● EXERCISE BRIEF: Do not include the pictures; repeat the rest of the data exactly.

--- BEGIN ---

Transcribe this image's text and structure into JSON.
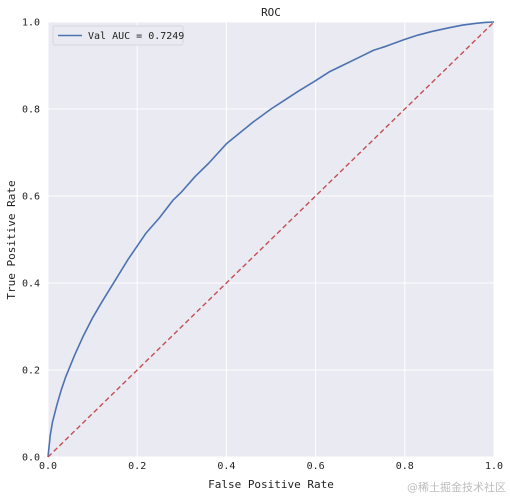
{
  "chart_data": {
    "type": "line",
    "title": "ROC",
    "xlabel": "False Positive Rate",
    "ylabel": "True Positive Rate",
    "xlim": [
      0,
      1
    ],
    "ylim": [
      0,
      1
    ],
    "xticks": [
      "0.0",
      "0.2",
      "0.4",
      "0.6",
      "0.8",
      "1.0"
    ],
    "yticks": [
      "0.0",
      "0.2",
      "0.4",
      "0.6",
      "0.8",
      "1.0"
    ],
    "grid": true,
    "legend_position": "top-left",
    "series": [
      {
        "name": "Val AUC = 0.7249",
        "color": "#4c72b0",
        "style": "solid",
        "x": [
          0,
          0.005,
          0.01,
          0.02,
          0.03,
          0.04,
          0.05,
          0.06,
          0.08,
          0.1,
          0.12,
          0.15,
          0.18,
          0.2,
          0.22,
          0.25,
          0.28,
          0.3,
          0.33,
          0.36,
          0.4,
          0.43,
          0.46,
          0.5,
          0.53,
          0.56,
          0.6,
          0.63,
          0.66,
          0.7,
          0.73,
          0.76,
          0.8,
          0.83,
          0.86,
          0.9,
          0.93,
          0.96,
          0.98,
          1.0
        ],
        "y": [
          0,
          0.05,
          0.08,
          0.12,
          0.155,
          0.185,
          0.21,
          0.235,
          0.28,
          0.32,
          0.355,
          0.405,
          0.455,
          0.485,
          0.515,
          0.55,
          0.59,
          0.61,
          0.645,
          0.675,
          0.72,
          0.745,
          0.77,
          0.8,
          0.82,
          0.84,
          0.865,
          0.885,
          0.9,
          0.92,
          0.935,
          0.945,
          0.96,
          0.97,
          0.978,
          0.987,
          0.993,
          0.997,
          0.999,
          1.0
        ]
      },
      {
        "name": "",
        "color": "#c44e52",
        "style": "dashed",
        "x": [
          0,
          1
        ],
        "y": [
          0,
          1
        ]
      }
    ]
  },
  "watermark": "@稀土掘金技术社区"
}
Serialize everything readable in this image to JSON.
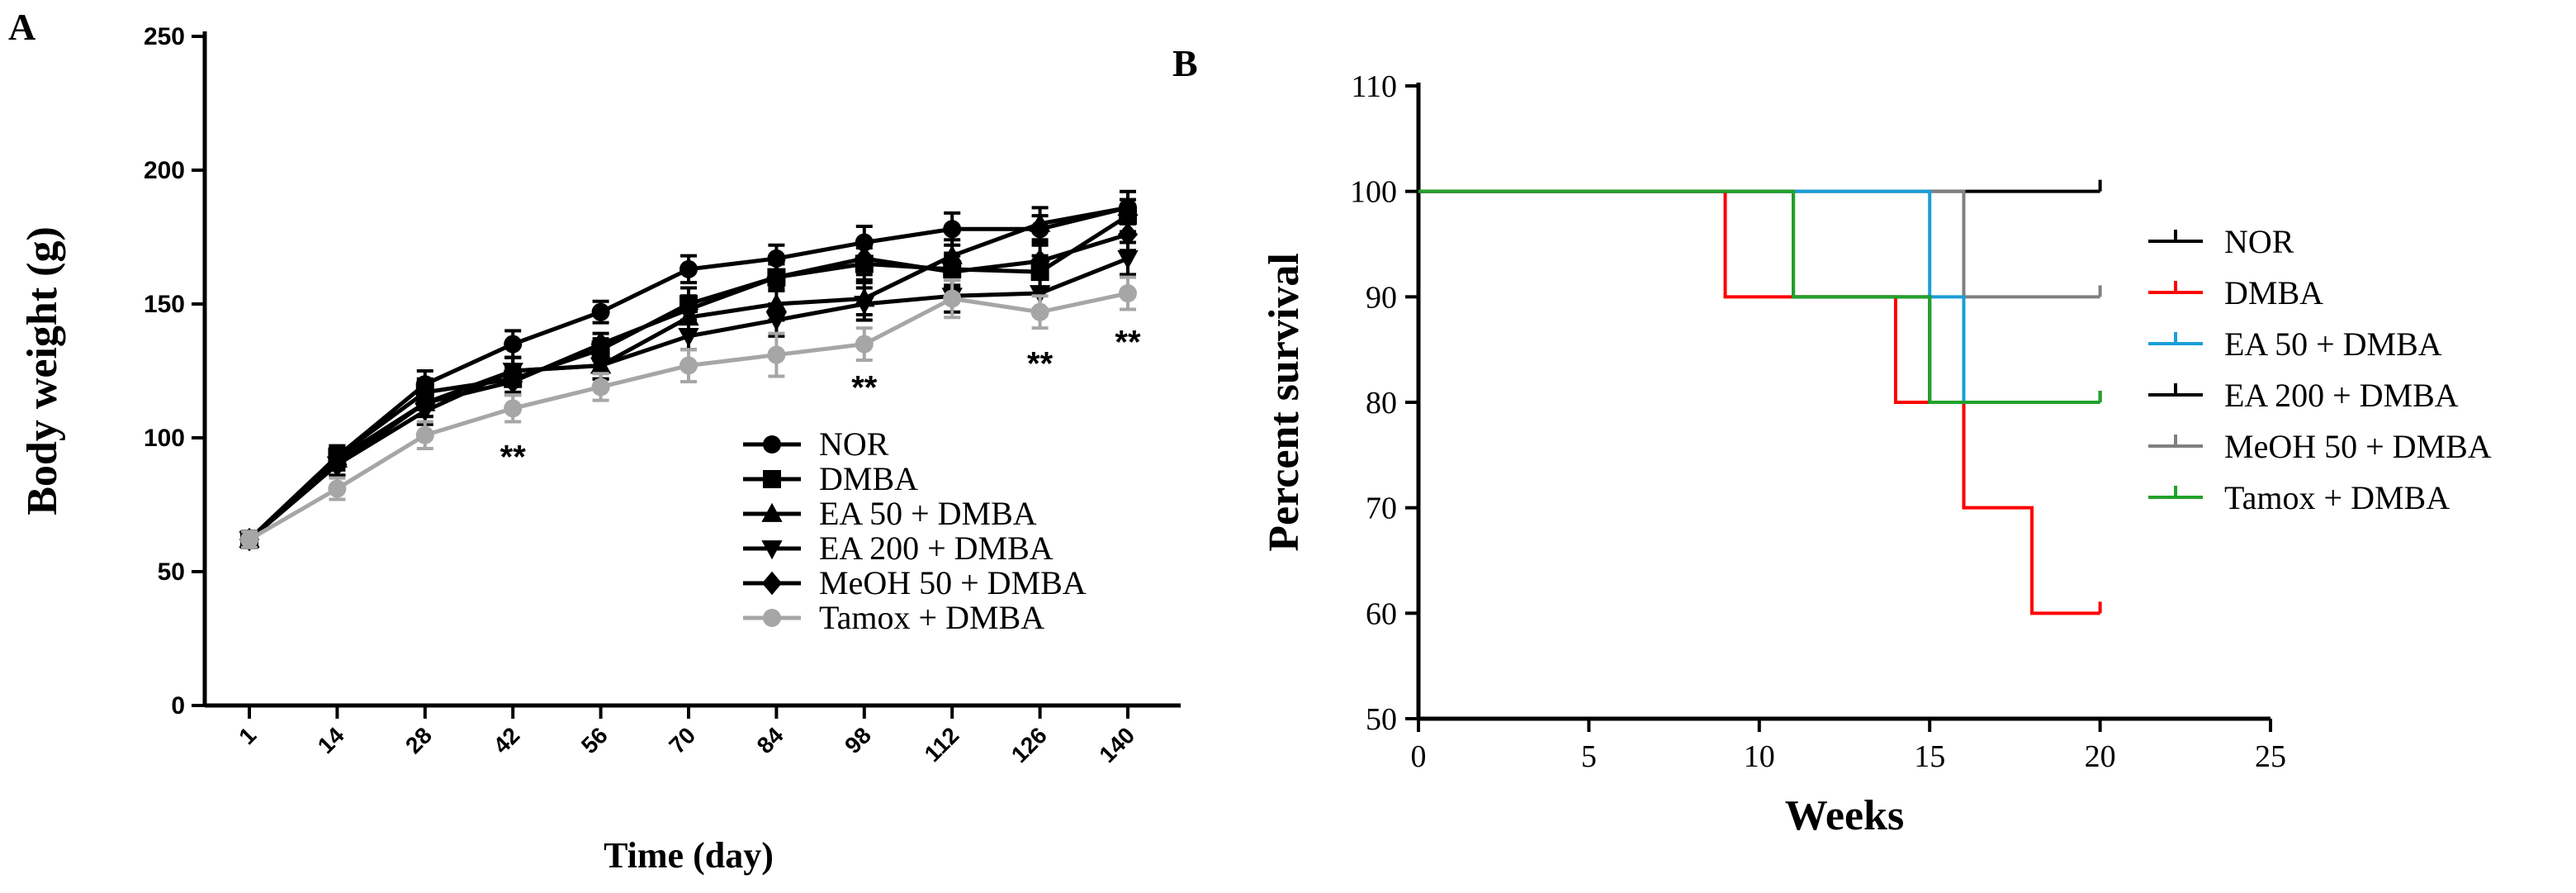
{
  "chart_data": [
    {
      "panel": "A",
      "type": "line",
      "xlabel": "Time (day)",
      "ylabel": "Body weight (g)",
      "categories": [
        "1",
        "14",
        "28",
        "42",
        "56",
        "70",
        "84",
        "98",
        "112",
        "126",
        "140"
      ],
      "ylim": [
        0,
        250
      ],
      "yticks": [
        "0",
        "50",
        "100",
        "150",
        "200",
        "250"
      ],
      "series": [
        {
          "name": "NOR",
          "marker": "circle",
          "color": "#000000",
          "values": [
            62,
            93,
            120,
            135,
            147,
            163,
            167,
            173,
            178,
            178,
            186
          ],
          "errors": [
            3,
            4,
            5,
            5,
            4,
            5,
            5,
            6,
            6,
            5,
            6
          ]
        },
        {
          "name": "DMBA",
          "marker": "square",
          "color": "#000000",
          "values": [
            62,
            93,
            117,
            122,
            133,
            150,
            160,
            165,
            163,
            162,
            183
          ],
          "errors": [
            3,
            4,
            5,
            5,
            4,
            6,
            5,
            6,
            6,
            6,
            6
          ]
        },
        {
          "name": "EA 50 + DMBA",
          "marker": "triangle-up",
          "color": "#000000",
          "values": [
            62,
            92,
            113,
            125,
            127,
            145,
            150,
            152,
            168,
            180,
            186
          ],
          "errors": [
            3,
            4,
            5,
            5,
            5,
            5,
            6,
            6,
            6,
            6,
            6
          ]
        },
        {
          "name": "EA 200 + DMBA",
          "marker": "triangle-down",
          "color": "#000000",
          "values": [
            62,
            90,
            110,
            125,
            127,
            138,
            144,
            150,
            153,
            154,
            167
          ],
          "errors": [
            3,
            4,
            5,
            5,
            5,
            5,
            6,
            6,
            6,
            6,
            6
          ]
        },
        {
          "name": "MeOH 50 + DMBA",
          "marker": "diamond",
          "color": "#000000",
          "values": [
            62,
            90,
            113,
            121,
            135,
            148,
            160,
            167,
            162,
            166,
            176
          ],
          "errors": [
            3,
            4,
            5,
            5,
            4,
            5,
            5,
            6,
            6,
            6,
            6
          ]
        },
        {
          "name": "Tamox + DMBA",
          "marker": "circle",
          "color": "#a6a6a6",
          "values": [
            62,
            81,
            101,
            111,
            119,
            127,
            131,
            135,
            152,
            147,
            154
          ],
          "errors": [
            3,
            4,
            5,
            5,
            5,
            6,
            8,
            6,
            7,
            6,
            6
          ]
        }
      ],
      "annotations": [
        {
          "text": "**",
          "category": "42",
          "y": 93
        },
        {
          "text": "**",
          "category": "98",
          "y": 119
        },
        {
          "text": "**",
          "category": "126",
          "y": 128
        },
        {
          "text": "**",
          "category": "140",
          "y": 136
        }
      ],
      "legend": "bottom-right"
    },
    {
      "panel": "B",
      "type": "line",
      "step": true,
      "xlabel": "Weeks",
      "ylabel": "Percent survival",
      "xlim": [
        0,
        25
      ],
      "ylim": [
        50,
        110
      ],
      "xticks": [
        "0",
        "5",
        "10",
        "15",
        "20",
        "25"
      ],
      "yticks": [
        "50",
        "60",
        "70",
        "80",
        "90",
        "100",
        "110"
      ],
      "series": [
        {
          "name": "NOR",
          "color": "#000000",
          "x": [
            0,
            20
          ],
          "y": [
            100,
            100
          ]
        },
        {
          "name": "DMBA",
          "color": "#ff0000",
          "x": [
            0,
            9,
            14,
            16,
            18,
            20
          ],
          "y": [
            100,
            90,
            80,
            70,
            60,
            60
          ]
        },
        {
          "name": "EA 50 + DMBA",
          "color": "#1a9ed8",
          "x": [
            0,
            15,
            16,
            20
          ],
          "y": [
            100,
            90,
            80,
            80
          ]
        },
        {
          "name": "EA 200 + DMBA",
          "color": "#000000",
          "x": [
            0,
            11,
            15,
            20
          ],
          "y": [
            100,
            90,
            80,
            80
          ]
        },
        {
          "name": "MeOH 50 + DMBA",
          "color": "#808080",
          "x": [
            0,
            16,
            20
          ],
          "y": [
            100,
            90,
            90
          ]
        },
        {
          "name": "Tamox + DMBA",
          "color": "#22a22a",
          "x": [
            0,
            11,
            15,
            20
          ],
          "y": [
            100,
            90,
            80,
            80
          ]
        }
      ],
      "legend": "right"
    }
  ],
  "figure": {
    "panel_a_label": "A",
    "panel_b_label": "B"
  }
}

--- END ---

● PROBLEM SOLUTION:
Transcribe this image's text and structure into JSON.
{
  "chart_data": {
    "type": "line",
    "title": "ROC",
    "xlabel": "False Positive Rate",
    "ylabel": "True Positive Rate",
    "xlim": [
      0,
      1
    ],
    "ylim": [
      0,
      1
    ],
    "xticks": [
      "0.0",
      "0.2",
      "0.4",
      "0.6",
      "0.8",
      "1.0"
    ],
    "yticks": [
      "0.0",
      "0.2",
      "0.4",
      "0.6",
      "0.8",
      "1.0"
    ],
    "grid": true,
    "legend_position": "top-left",
    "series": [
      {
        "name": "Val AUC = 0.7249",
        "color": "#4c72b0",
        "style": "solid",
        "x": [
          0,
          0.005,
          0.01,
          0.02,
          0.03,
          0.04,
          0.05,
          0.06,
          0.08,
          0.1,
          0.12,
          0.15,
          0.18,
          0.2,
          0.22,
          0.25,
          0.28,
          0.3,
          0.33,
          0.36,
          0.4,
          0.43,
          0.46,
          0.5,
          0.53,
          0.56,
          0.6,
          0.63,
          0.66,
          0.7,
          0.73,
          0.76,
          0.8,
          0.83,
          0.86,
          0.9,
          0.93,
          0.96,
          0.98,
          1.0
        ],
        "y": [
          0,
          0.05,
          0.08,
          0.12,
          0.155,
          0.185,
          0.21,
          0.235,
          0.28,
          0.32,
          0.355,
          0.405,
          0.455,
          0.485,
          0.515,
          0.55,
          0.59,
          0.61,
          0.645,
          0.675,
          0.72,
          0.745,
          0.77,
          0.8,
          0.82,
          0.84,
          0.865,
          0.885,
          0.9,
          0.92,
          0.935,
          0.945,
          0.96,
          0.97,
          0.978,
          0.987,
          0.993,
          0.997,
          0.999,
          1.0
        ]
      },
      {
        "name": "",
        "color": "#c44e52",
        "style": "dashed",
        "x": [
          0,
          1
        ],
        "y": [
          0,
          1
        ]
      }
    ]
  },
  "watermark": "@稀土掘金技术社区"
}
Serialize everything readable in this image to JSON.
{
  "chart_data": [
    {
      "panel": "A",
      "type": "line",
      "xlabel": "Time (day)",
      "ylabel": "Body weight (g)",
      "categories": [
        "1",
        "14",
        "28",
        "42",
        "56",
        "70",
        "84",
        "98",
        "112",
        "126",
        "140"
      ],
      "ylim": [
        0,
        250
      ],
      "yticks": [
        "0",
        "50",
        "100",
        "150",
        "200",
        "250"
      ],
      "series": [
        {
          "name": "NOR",
          "marker": "circle",
          "color": "#000000",
          "values": [
            62,
            93,
            120,
            135,
            147,
            163,
            167,
            173,
            178,
            178,
            186
          ],
          "errors": [
            3,
            4,
            5,
            5,
            4,
            5,
            5,
            6,
            6,
            5,
            6
          ]
        },
        {
          "name": "DMBA",
          "marker": "square",
          "color": "#000000",
          "values": [
            62,
            93,
            117,
            122,
            133,
            150,
            160,
            165,
            163,
            162,
            183
          ],
          "errors": [
            3,
            4,
            5,
            5,
            4,
            6,
            5,
            6,
            6,
            6,
            6
          ]
        },
        {
          "name": "EA 50 + DMBA",
          "marker": "triangle-up",
          "color": "#000000",
          "values": [
            62,
            92,
            113,
            125,
            127,
            145,
            150,
            152,
            168,
            180,
            186
          ],
          "errors": [
            3,
            4,
            5,
            5,
            5,
            5,
            6,
            6,
            6,
            6,
            6
          ]
        },
        {
          "name": "EA 200 + DMBA",
          "marker": "triangle-down",
          "color": "#000000",
          "values": [
            62,
            90,
            110,
            125,
            127,
            138,
            144,
            150,
            153,
            154,
            167
          ],
          "errors": [
            3,
            4,
            5,
            5,
            5,
            5,
            6,
            6,
            6,
            6,
            6
          ]
        },
        {
          "name": "MeOH 50 + DMBA",
          "marker": "diamond",
          "color": "#000000",
          "values": [
            62,
            90,
            113,
            121,
            135,
            148,
            160,
            167,
            162,
            166,
            176
          ],
          "errors": [
            3,
            4,
            5,
            5,
            4,
            5,
            5,
            6,
            6,
            6,
            6
          ]
        },
        {
          "name": "Tamox + DMBA",
          "marker": "circle",
          "color": "#a6a6a6",
          "values": [
            62,
            81,
            101,
            111,
            119,
            127,
            131,
            135,
            152,
            147,
            154
          ],
          "errors": [
            3,
            4,
            5,
            5,
            5,
            6,
            8,
            6,
            7,
            6,
            6
          ]
        }
      ],
      "annotations": [
        {
          "text": "**",
          "category": "42",
          "y": 93
        },
        {
          "text": "**",
          "category": "98",
          "y": 119
        },
        {
          "text": "**",
          "category": "126",
          "y": 128
        },
        {
          "text": "**",
          "category": "140",
          "y": 136
        }
      ],
      "legend": "bottom-right"
    },
    {
      "panel": "B",
      "type": "line",
      "step": true,
      "xlabel": "Weeks",
      "ylabel": "Percent survival",
      "xlim": [
        0,
        25
      ],
      "ylim": [
        50,
        110
      ],
      "xticks": [
        "0",
        "5",
        "10",
        "15",
        "20",
        "25"
      ],
      "yticks": [
        "50",
        "60",
        "70",
        "80",
        "90",
        "100",
        "110"
      ],
      "series": [
        {
          "name": "NOR",
          "color": "#000000",
          "x": [
            0,
            20
          ],
          "y": [
            100,
            100
          ]
        },
        {
          "name": "DMBA",
          "color": "#ff0000",
          "x": [
            0,
            9,
            14,
            16,
            18,
            20
          ],
          "y": [
            100,
            90,
            80,
            70,
            60,
            60
          ]
        },
        {
          "name": "EA 50 + DMBA",
          "color": "#1a9ed8",
          "x": [
            0,
            15,
            16,
            20
          ],
          "y": [
            100,
            90,
            80,
            80
          ]
        },
        {
          "name": "EA 200 + DMBA",
          "color": "#000000",
          "x": [
            0,
            11,
            15,
            20
          ],
          "y": [
            100,
            90,
            80,
            80
          ]
        },
        {
          "name": "MeOH 50 + DMBA",
          "color": "#808080",
          "x": [
            0,
            16,
            20
          ],
          "y": [
            100,
            90,
            90
          ]
        },
        {
          "name": "Tamox + DMBA",
          "color": "#22a22a",
          "x": [
            0,
            11,
            15,
            20
          ],
          "y": [
            100,
            90,
            80,
            80
          ]
        }
      ],
      "legend": "right"
    }
  ],
  "figure": {
    "panel_a_label": "A",
    "panel_b_label": "B"
  }
}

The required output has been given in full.